[Problem] Copy out all the entries exactly.

>>>

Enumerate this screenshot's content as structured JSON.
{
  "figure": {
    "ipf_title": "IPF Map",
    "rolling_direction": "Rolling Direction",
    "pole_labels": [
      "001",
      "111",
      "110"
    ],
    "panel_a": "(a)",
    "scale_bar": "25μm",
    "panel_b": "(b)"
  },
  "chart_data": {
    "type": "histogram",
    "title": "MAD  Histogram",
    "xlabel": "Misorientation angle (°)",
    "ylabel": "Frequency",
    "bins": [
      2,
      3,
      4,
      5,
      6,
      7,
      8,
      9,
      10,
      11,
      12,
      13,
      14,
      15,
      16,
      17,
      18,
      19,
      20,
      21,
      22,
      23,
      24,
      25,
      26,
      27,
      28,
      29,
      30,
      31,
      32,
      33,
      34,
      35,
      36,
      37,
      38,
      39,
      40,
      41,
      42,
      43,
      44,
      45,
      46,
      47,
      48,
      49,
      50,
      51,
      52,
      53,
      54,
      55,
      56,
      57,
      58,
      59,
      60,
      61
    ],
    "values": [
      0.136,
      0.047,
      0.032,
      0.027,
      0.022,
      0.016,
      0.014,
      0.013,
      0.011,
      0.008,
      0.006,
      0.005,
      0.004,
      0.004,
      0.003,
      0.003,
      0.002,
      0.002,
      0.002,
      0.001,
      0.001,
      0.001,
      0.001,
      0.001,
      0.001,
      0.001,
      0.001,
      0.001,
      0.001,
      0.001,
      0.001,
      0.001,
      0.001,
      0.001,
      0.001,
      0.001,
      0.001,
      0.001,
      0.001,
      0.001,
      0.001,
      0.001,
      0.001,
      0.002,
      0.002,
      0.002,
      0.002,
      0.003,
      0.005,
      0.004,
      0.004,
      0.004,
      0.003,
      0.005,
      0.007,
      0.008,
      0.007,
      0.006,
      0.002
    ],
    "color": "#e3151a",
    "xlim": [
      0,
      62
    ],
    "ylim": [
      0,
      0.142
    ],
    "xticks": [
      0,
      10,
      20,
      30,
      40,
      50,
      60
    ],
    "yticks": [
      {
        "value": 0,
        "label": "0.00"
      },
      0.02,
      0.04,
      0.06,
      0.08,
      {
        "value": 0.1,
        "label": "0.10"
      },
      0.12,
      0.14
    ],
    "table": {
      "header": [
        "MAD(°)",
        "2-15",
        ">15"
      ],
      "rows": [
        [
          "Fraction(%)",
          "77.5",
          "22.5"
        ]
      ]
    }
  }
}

<<<

[Result of the exercise]
Enumerate this screenshot's content as structured JSON.
{
  "figure": {
    "ipf_title": "IPF Map",
    "rolling_direction": "Rolling Direction",
    "pole_labels": [
      "001",
      "111",
      "110"
    ],
    "panel_a": "(a)",
    "scale_bar": "25μm",
    "panel_b": "(b)"
  },
  "chart_data": {
    "type": "histogram",
    "title": "MAD  Histogram",
    "xlabel": "Misorientation angle (°)",
    "ylabel": "Frequency",
    "bins": [
      2,
      3,
      4,
      5,
      6,
      7,
      8,
      9,
      10,
      11,
      12,
      13,
      14,
      15,
      16,
      17,
      18,
      19,
      20,
      21,
      22,
      23,
      24,
      25,
      26,
      27,
      28,
      29,
      30,
      31,
      32,
      33,
      34,
      35,
      36,
      37,
      38,
      39,
      40,
      41,
      42,
      43,
      44,
      45,
      46,
      47,
      48,
      49,
      50,
      51,
      52,
      53,
      54,
      55,
      56,
      57,
      58,
      59,
      60,
      61
    ],
    "values": [
      0.136,
      0.047,
      0.032,
      0.027,
      0.022,
      0.016,
      0.014,
      0.013,
      0.011,
      0.008,
      0.006,
      0.005,
      0.004,
      0.004,
      0.003,
      0.003,
      0.002,
      0.002,
      0.002,
      0.001,
      0.001,
      0.001,
      0.001,
      0.001,
      0.001,
      0.001,
      0.001,
      0.001,
      0.001,
      0.001,
      0.001,
      0.001,
      0.001,
      0.001,
      0.001,
      0.001,
      0.001,
      0.001,
      0.001,
      0.001,
      0.001,
      0.001,
      0.001,
      0.002,
      0.002,
      0.002,
      0.002,
      0.003,
      0.005,
      0.004,
      0.004,
      0.004,
      0.003,
      0.005,
      0.007,
      0.008,
      0.007,
      0.006,
      0.002
    ],
    "color": "#e3151a",
    "xlim": [
      0,
      62
    ],
    "ylim": [
      0,
      0.142
    ],
    "xticks": [
      0,
      10,
      20,
      30,
      40,
      50,
      60
    ],
    "yticks": [
      {
        "value": 0,
        "label": "0.00"
      },
      0.02,
      0.04,
      0.06,
      0.08,
      {
        "value": 0.1,
        "label": "0.10"
      },
      0.12,
      0.14
    ],
    "table": {
      "header": [
        "MAD(°)",
        "2-15",
        ">15"
      ],
      "rows": [
        [
          "Fraction(%)",
          "77.5",
          "22.5"
        ]
      ]
    }
  }
}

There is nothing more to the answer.